> **STATED GOAL**
Copy out every line exactly, passing over the pictures.

* begin DATA PROVIDED *

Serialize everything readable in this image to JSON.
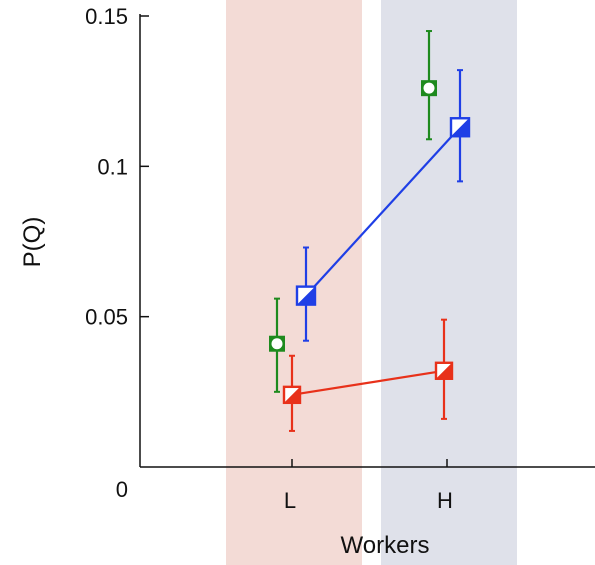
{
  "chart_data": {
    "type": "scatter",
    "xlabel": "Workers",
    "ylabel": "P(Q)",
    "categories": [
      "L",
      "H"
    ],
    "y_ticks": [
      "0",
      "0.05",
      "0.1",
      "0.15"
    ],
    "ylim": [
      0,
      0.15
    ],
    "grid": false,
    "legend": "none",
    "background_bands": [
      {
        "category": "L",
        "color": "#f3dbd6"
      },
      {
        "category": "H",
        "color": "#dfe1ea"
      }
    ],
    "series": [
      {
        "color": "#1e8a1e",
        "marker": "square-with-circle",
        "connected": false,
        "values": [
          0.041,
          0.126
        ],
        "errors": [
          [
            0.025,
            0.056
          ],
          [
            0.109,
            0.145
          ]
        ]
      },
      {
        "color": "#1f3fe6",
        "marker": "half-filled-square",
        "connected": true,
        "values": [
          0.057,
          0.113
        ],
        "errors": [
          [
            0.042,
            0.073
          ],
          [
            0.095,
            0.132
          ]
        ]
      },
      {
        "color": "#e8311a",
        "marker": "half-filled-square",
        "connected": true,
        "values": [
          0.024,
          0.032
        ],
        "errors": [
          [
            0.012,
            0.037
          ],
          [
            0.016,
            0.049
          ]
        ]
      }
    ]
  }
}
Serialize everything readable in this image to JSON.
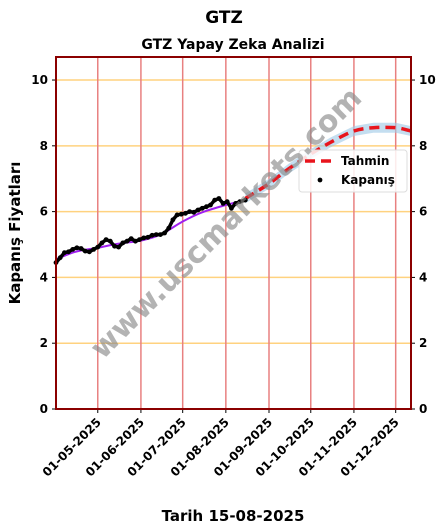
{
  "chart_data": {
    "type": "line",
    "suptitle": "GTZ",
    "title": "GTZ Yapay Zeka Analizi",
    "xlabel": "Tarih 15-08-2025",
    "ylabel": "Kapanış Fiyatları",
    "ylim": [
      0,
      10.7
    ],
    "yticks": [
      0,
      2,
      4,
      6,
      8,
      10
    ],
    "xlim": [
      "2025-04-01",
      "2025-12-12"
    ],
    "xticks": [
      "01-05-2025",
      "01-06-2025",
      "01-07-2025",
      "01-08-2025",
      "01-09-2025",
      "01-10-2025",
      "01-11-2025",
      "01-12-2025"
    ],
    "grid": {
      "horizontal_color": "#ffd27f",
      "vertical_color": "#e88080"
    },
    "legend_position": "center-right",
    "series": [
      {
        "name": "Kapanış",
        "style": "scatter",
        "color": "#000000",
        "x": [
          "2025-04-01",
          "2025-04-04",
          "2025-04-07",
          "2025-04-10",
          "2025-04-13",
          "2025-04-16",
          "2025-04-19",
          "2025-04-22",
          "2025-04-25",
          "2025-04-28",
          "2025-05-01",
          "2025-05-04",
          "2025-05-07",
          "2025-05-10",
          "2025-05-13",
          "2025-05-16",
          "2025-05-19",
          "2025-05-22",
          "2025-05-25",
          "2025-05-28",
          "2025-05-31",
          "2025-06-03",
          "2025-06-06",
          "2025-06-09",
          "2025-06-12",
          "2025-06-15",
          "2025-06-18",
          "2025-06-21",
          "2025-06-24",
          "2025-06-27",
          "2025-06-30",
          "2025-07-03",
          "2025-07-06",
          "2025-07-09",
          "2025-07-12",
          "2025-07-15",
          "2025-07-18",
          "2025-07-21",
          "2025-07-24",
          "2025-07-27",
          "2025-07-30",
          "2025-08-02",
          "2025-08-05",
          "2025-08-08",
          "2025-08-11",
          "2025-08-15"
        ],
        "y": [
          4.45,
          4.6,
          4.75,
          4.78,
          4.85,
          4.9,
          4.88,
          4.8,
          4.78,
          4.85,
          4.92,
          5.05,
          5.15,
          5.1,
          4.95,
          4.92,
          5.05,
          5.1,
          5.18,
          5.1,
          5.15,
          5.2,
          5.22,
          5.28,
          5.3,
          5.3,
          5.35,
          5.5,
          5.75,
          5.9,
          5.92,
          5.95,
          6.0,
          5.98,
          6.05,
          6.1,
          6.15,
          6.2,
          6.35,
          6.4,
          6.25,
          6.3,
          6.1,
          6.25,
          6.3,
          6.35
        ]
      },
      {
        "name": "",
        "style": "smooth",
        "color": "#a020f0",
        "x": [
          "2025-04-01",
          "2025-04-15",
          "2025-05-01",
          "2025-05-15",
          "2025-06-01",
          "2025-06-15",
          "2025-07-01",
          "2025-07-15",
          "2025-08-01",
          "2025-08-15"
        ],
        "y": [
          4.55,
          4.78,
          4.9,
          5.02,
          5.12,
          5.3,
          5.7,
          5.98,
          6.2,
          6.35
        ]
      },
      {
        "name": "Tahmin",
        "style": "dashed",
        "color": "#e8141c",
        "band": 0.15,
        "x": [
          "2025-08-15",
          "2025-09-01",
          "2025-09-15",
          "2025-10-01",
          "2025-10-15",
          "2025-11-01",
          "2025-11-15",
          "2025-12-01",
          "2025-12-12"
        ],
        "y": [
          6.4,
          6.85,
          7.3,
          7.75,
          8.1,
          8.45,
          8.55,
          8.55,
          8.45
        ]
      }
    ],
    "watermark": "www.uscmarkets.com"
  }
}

* end DATA PROVIDED *

> **THE RESULT**
Serialize everything readable in this image to JSON.
{
  "chart_data": {
    "type": "scatter",
    "xlabel": "Workers",
    "ylabel": "P(Q)",
    "categories": [
      "L",
      "H"
    ],
    "y_ticks": [
      "0",
      "0.05",
      "0.1",
      "0.15"
    ],
    "ylim": [
      0,
      0.15
    ],
    "grid": false,
    "legend": "none",
    "background_bands": [
      {
        "category": "L",
        "color": "#f3dbd6"
      },
      {
        "category": "H",
        "color": "#dfe1ea"
      }
    ],
    "series": [
      {
        "color": "#1e8a1e",
        "marker": "square-with-circle",
        "connected": false,
        "values": [
          0.041,
          0.126
        ],
        "errors": [
          [
            0.025,
            0.056
          ],
          [
            0.109,
            0.145
          ]
        ]
      },
      {
        "color": "#1f3fe6",
        "marker": "half-filled-square",
        "connected": true,
        "values": [
          0.057,
          0.113
        ],
        "errors": [
          [
            0.042,
            0.073
          ],
          [
            0.095,
            0.132
          ]
        ]
      },
      {
        "color": "#e8311a",
        "marker": "half-filled-square",
        "connected": true,
        "values": [
          0.024,
          0.032
        ],
        "errors": [
          [
            0.012,
            0.037
          ],
          [
            0.016,
            0.049
          ]
        ]
      }
    ]
  }
}
Serialize everything readable in this image to JSON.
{
  "chart_data": {
    "type": "line",
    "suptitle": "GTZ",
    "title": "GTZ Yapay Zeka Analizi",
    "xlabel": "Tarih 15-08-2025",
    "ylabel": "Kapanış Fiyatları",
    "ylim": [
      0,
      10.7
    ],
    "yticks": [
      0,
      2,
      4,
      6,
      8,
      10
    ],
    "xlim": [
      "2025-04-01",
      "2025-12-12"
    ],
    "xticks": [
      "01-05-2025",
      "01-06-2025",
      "01-07-2025",
      "01-08-2025",
      "01-09-2025",
      "01-10-2025",
      "01-11-2025",
      "01-12-2025"
    ],
    "grid": {
      "horizontal_color": "#ffd27f",
      "vertical_color": "#e88080"
    },
    "legend_position": "center-right",
    "series": [
      {
        "name": "Kapanış",
        "style": "scatter",
        "color": "#000000",
        "x": [
          "2025-04-01",
          "2025-04-04",
          "2025-04-07",
          "2025-04-10",
          "2025-04-13",
          "2025-04-16",
          "2025-04-19",
          "2025-04-22",
          "2025-04-25",
          "2025-04-28",
          "2025-05-01",
          "2025-05-04",
          "2025-05-07",
          "2025-05-10",
          "2025-05-13",
          "2025-05-16",
          "2025-05-19",
          "2025-05-22",
          "2025-05-25",
          "2025-05-28",
          "2025-05-31",
          "2025-06-03",
          "2025-06-06",
          "2025-06-09",
          "2025-06-12",
          "2025-06-15",
          "2025-06-18",
          "2025-06-21",
          "2025-06-24",
          "2025-06-27",
          "2025-06-30",
          "2025-07-03",
          "2025-07-06",
          "2025-07-09",
          "2025-07-12",
          "2025-07-15",
          "2025-07-18",
          "2025-07-21",
          "2025-07-24",
          "2025-07-27",
          "2025-07-30",
          "2025-08-02",
          "2025-08-05",
          "2025-08-08",
          "2025-08-11",
          "2025-08-15"
        ],
        "y": [
          4.45,
          4.6,
          4.75,
          4.78,
          4.85,
          4.9,
          4.88,
          4.8,
          4.78,
          4.85,
          4.92,
          5.05,
          5.15,
          5.1,
          4.95,
          4.92,
          5.05,
          5.1,
          5.18,
          5.1,
          5.15,
          5.2,
          5.22,
          5.28,
          5.3,
          5.3,
          5.35,
          5.5,
          5.75,
          5.9,
          5.92,
          5.95,
          6.0,
          5.98,
          6.05,
          6.1,
          6.15,
          6.2,
          6.35,
          6.4,
          6.25,
          6.3,
          6.1,
          6.25,
          6.3,
          6.35
        ]
      },
      {
        "name": "",
        "style": "smooth",
        "color": "#a020f0",
        "x": [
          "2025-04-01",
          "2025-04-15",
          "2025-05-01",
          "2025-05-15",
          "2025-06-01",
          "2025-06-15",
          "2025-07-01",
          "2025-07-15",
          "2025-08-01",
          "2025-08-15"
        ],
        "y": [
          4.55,
          4.78,
          4.9,
          5.02,
          5.12,
          5.3,
          5.7,
          5.98,
          6.2,
          6.35
        ]
      },
      {
        "name": "Tahmin",
        "style": "dashed",
        "color": "#e8141c",
        "band": 0.15,
        "x": [
          "2025-08-15",
          "2025-09-01",
          "2025-09-15",
          "2025-10-01",
          "2025-10-15",
          "2025-11-01",
          "2025-11-15",
          "2025-12-01",
          "2025-12-12"
        ],
        "y": [
          6.4,
          6.85,
          7.3,
          7.75,
          8.1,
          8.45,
          8.55,
          8.55,
          8.45
        ]
      }
    ],
    "watermark": "www.uscmarkets.com"
  }
}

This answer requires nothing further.